• **Data for this exercise**:
○ ○ ○

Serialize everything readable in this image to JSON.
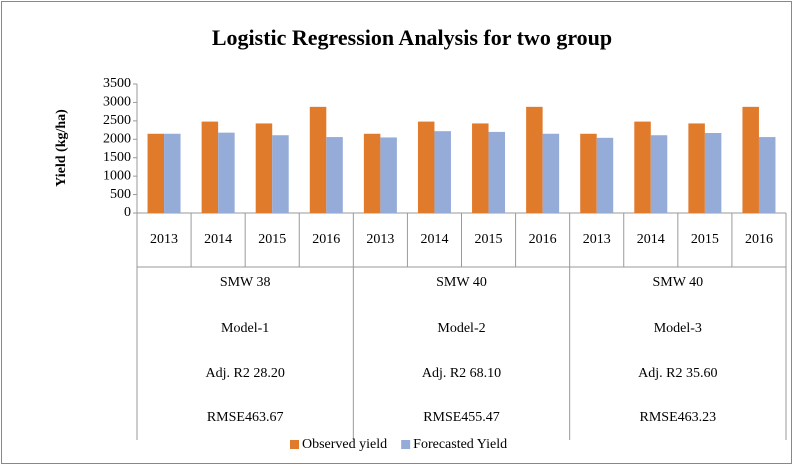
{
  "chart_data": {
    "type": "bar",
    "title": "Logistic Regression Analysis for two group",
    "y_label": "Yield (kg/ha)",
    "categories": [
      "2013",
      "2014",
      "2015",
      "2016",
      "2013",
      "2014",
      "2015",
      "2016",
      "2013",
      "2014",
      "2015",
      "2016"
    ],
    "groups": [
      {
        "lines": [
          "SMW 38",
          "Model-1",
          "Adj. R2 28.20",
          "RMSE463.67"
        ]
      },
      {
        "lines": [
          "SMW 40",
          "Model-2",
          "Adj. R2 68.10",
          "RMSE455.47"
        ]
      },
      {
        "lines": [
          "SMW 40",
          "Model-3",
          "Adj. R2 35.60",
          "RMSE463.23"
        ]
      }
    ],
    "series": [
      {
        "name": "Observed yield",
        "color": "#e07b2c",
        "values": [
          2150,
          2480,
          2430,
          2880,
          2150,
          2480,
          2430,
          2880,
          2150,
          2480,
          2430,
          2880
        ]
      },
      {
        "name": "Forecasted Yield",
        "color": "#95abd8",
        "values": [
          2150,
          2180,
          2110,
          2060,
          2050,
          2220,
          2200,
          2150,
          2040,
          2110,
          2170,
          2060
        ]
      }
    ],
    "ylim": [
      0,
      3500
    ],
    "yticks": [
      0,
      500,
      1000,
      1500,
      2000,
      2500,
      3000,
      3500
    ],
    "grid": false,
    "legend": "bottom"
  }
}
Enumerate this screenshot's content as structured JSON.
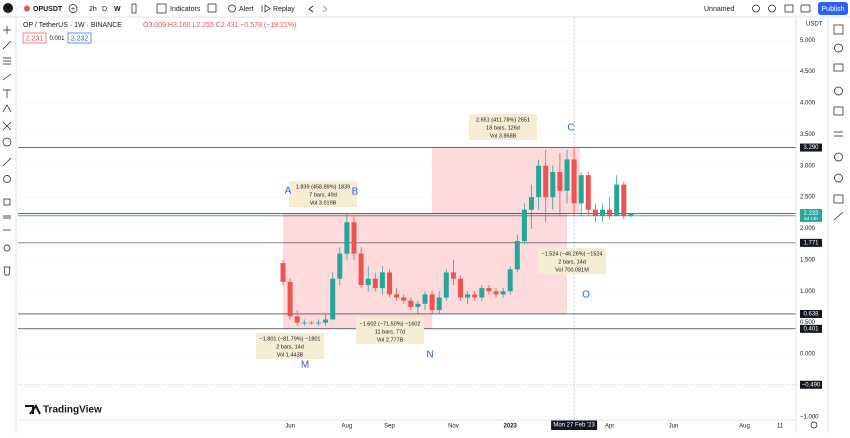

○ ○ ○

• **Aim of the task**: Leave out the pictures and print every line of the data exactly.

• **Exercise response**:
Serialize everything readable in this image to JSON.
{
  "chart_data": {
    "type": "bar",
    "title": "Logistic Regression Analysis for two group",
    "y_label": "Yield (kg/ha)",
    "categories": [
      "2013",
      "2014",
      "2015",
      "2016",
      "2013",
      "2014",
      "2015",
      "2016",
      "2013",
      "2014",
      "2015",
      "2016"
    ],
    "groups": [
      {
        "lines": [
          "SMW 38",
          "Model-1",
          "Adj. R2 28.20",
          "RMSE463.67"
        ]
      },
      {
        "lines": [
          "SMW 40",
          "Model-2",
          "Adj. R2 68.10",
          "RMSE455.47"
        ]
      },
      {
        "lines": [
          "SMW 40",
          "Model-3",
          "Adj. R2 35.60",
          "RMSE463.23"
        ]
      }
    ],
    "series": [
      {
        "name": "Observed yield",
        "color": "#e07b2c",
        "values": [
          2150,
          2480,
          2430,
          2880,
          2150,
          2480,
          2430,
          2880,
          2150,
          2480,
          2430,
          2880
        ]
      },
      {
        "name": "Forecasted Yield",
        "color": "#95abd8",
        "values": [
          2150,
          2180,
          2110,
          2060,
          2050,
          2220,
          2200,
          2150,
          2040,
          2110,
          2170,
          2060
        ]
      }
    ],
    "ylim": [
      0,
      3500
    ],
    "yticks": [
      0,
      500,
      1000,
      1500,
      2000,
      2500,
      3000,
      3500
    ],
    "grid": false,
    "legend": "bottom"
  }
}
Enumerate this screenshot's content as structured JSON.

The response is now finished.